__AIM OF THE EXERCISE__.
Everything in the data should be repeated exactly, save for the images.

---- TASK MATERIAL

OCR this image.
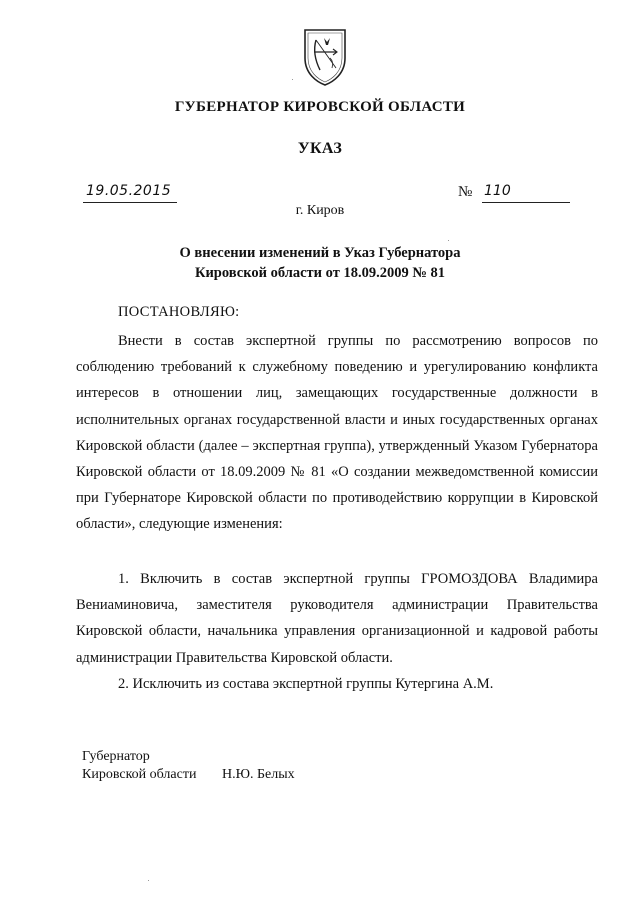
ГУБЕРНАТОР КИРОВСКОЙ ОБЛАСТИ
УКАЗ
19.05.2015	№ 110
г. Киров
О внесении изменений в Указ Губернатора
Кировской области от 18.09.2009 № 81
ПОСТАНОВЛЯЮ:
Внести в состав экспертной группы по рассмотрению вопросов по соблюдению требований к служебному поведению и урегулированию конфликта интересов в отношении лиц, замещающих государственные должности в исполнительных органах государственной власти и иных государственных органах Кировской области (далее – экспертная группа), утвержденный Указом Губернатора Кировской области от 18.09.2009 № 81 «О создании межведомственной комиссии при Губернаторе Кировской области по противодействию коррупции в Кировской области», следующие изменения:
1. Включить в состав экспертной группы ГРОМОЗДОВА Владимира Вениаминовича, заместителя руководителя администрации Правительства Кировской области, начальника управления организационной и кадровой работы администрации Правительства Кировской области.
2. Исключить из состава экспертной группы Кутергина А.М.
Губернатор
Кировской области Н.Ю. Белых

--------

__SOLUTION FOR THIS EXERCISE__.
OCR this image.
ГУБЕРНАТОР КИРОВСКОЙ ОБЛАСТИ
УКАЗ
19.05.2015	№ 110
г. Киров
О внесении изменений в Указ Губернатора
Кировской области от 18.09.2009 № 81
ПОСТАНОВЛЯЮ:
Внести в состав экспертной группы по рассмотрению вопросов по соблюдению требований к служебному поведению и урегулированию конфликта интересов в отношении лиц, замещающих государственные должности в исполнительных органах государственной власти и иных государственных органах Кировской области (далее – экспертная группа), утвержденный Указом Губернатора Кировской области от 18.09.2009 № 81 «О создании межведомственной комиссии при Губернаторе Кировской области по противодействию коррупции в Кировской области», следующие изменения:
1. Включить в состав экспертной группы ГРОМОЗДОВА Владимира Вениаминовича, заместителя руководителя администрации Правительства Кировской области, начальника управления организационной и кадровой работы администрации Правительства Кировской области.
2. Исключить из состава экспертной группы Кутергина А.М.
Губернатор
Кировской области Н.Ю. Белых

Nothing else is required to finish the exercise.